### PROBLEMI DA RISOLVERE
1/ Rispondi a queste domande sul testo dedicato al turismo di guerra:
(a) In quale Paese, secondo il testo, molte persone portano ancora le cicatrici della guerra?
(b) Quale immagine del Paese cerca di ricostruire l'industria del turismo locale?
(c) Che cosa mette in luce l'avvento dei tour moralmente discutibili?
2/ Prosegui il testo sul turismo di guerra dal punto in cui termina.

### TESTO CITATO
Gli strascichi del turismo di guerra
Lo scandalo dei "safari di guerra" ha acceso un dibattito più ampio sulle motivazioni di tali amenità. Per molti, l'idea di pagare per visitare luoghi di così immensa sofferenza è come trattare una tragedia umana al pari di mero intrattenimento. In Bosnia, dove molte persone portano ancora le cicatrici della guerra, la presenza di turisti stranieri, soprattutto quelli che partecipano a questi tour "avventurosi", è profondamente dolorosa. L'industria del turismo locale ha lavorato duramente per ricostruire l'immagine del Paese come destinazione pacifica, incentrata sulla storia e sulla cultura. Tuttavia, l'avvento di questi tour moralmente discutibili offusca questo sforzo e mette in luce la sete globale di esperienze legate alla distruzione e alla violenza.

[Elenchi di elementi e aree]

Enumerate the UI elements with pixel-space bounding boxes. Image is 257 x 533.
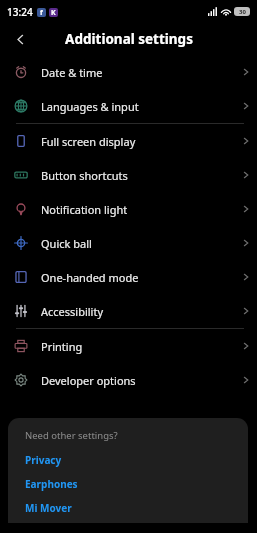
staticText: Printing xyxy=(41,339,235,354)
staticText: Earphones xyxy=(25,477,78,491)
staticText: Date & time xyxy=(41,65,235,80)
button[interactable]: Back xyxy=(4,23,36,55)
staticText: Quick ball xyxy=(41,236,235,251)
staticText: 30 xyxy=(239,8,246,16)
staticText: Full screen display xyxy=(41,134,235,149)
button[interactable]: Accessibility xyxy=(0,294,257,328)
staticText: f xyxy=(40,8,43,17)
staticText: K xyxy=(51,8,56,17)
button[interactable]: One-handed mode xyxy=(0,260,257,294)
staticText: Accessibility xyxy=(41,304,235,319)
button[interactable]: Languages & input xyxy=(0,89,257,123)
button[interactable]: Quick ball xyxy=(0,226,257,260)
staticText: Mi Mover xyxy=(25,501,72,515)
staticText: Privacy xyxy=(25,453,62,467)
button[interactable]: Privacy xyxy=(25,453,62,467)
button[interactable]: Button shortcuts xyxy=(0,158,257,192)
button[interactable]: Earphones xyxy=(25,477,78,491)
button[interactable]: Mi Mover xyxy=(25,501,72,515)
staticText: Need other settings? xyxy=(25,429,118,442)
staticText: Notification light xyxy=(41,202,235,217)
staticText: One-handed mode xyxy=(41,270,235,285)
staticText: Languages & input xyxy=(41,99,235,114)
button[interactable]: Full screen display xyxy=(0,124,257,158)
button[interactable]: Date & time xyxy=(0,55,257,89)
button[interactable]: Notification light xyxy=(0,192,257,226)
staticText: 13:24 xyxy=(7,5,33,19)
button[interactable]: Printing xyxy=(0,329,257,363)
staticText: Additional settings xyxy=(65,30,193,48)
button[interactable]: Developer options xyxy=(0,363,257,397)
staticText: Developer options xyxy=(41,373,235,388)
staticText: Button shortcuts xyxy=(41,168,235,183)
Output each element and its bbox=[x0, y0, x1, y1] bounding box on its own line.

### RISULTATI DEGLI ESERCIZI
1/
(a) In Bosnia.
(b) Quella di una destinazione pacifica, incentrata sulla storia e sulla cultura.
(c) La sete globale di esperienze legate alla distruzione e alla violenza.

2/
Il ruolo dei turisti italiani
Il coinvolgimento italiano in questi tour ha portato a un'ulteriore analisi del fenomeno nonostante l'Italia abbia una tradizione turistica in Bosnia: molti italiani vi si recarono per contribuire alla ricostruzione postbellica ma alcuni con lo scopo ignobile di portare caos: c'erano postazioni preorganizzate da cecchini serbi (in quanto antagonisti principali) in cui chi richiedeva il "servizio" trovava tutto apparecchiato: binocoli, arma carica e tanto incitamento ad uccidere. La risposta del governo italiano è stata contrastante: alcuni funzionari hanno espresso indignazione per le segnalazioni, mentre altri hanno cercato di minimizzare la situazione, insinuando che si trattasse di un incidente isolato. Alcuni dei tour operator coinvolti hanno dovuto affrontare la reazione negativa dell'opinione pubblica e si sono intensificate le richieste di normative più severe contro il "dark tourism". In seguito allo scandalo, le autorità italiane hanno avviato indagini per accertare eventuali violazioni di legge, in particolare per quanto riguarda i limiti etici del turismo, il rispetto delle comunità locali e la tutela dei siti del patrimonio culturale legato alla guerra. La speranza è quella di impedire la proliferazione di tour simili e di sensibilizzare l'opinione pubblica sull'impatto che tali tour hanno sulle popolazioni locali.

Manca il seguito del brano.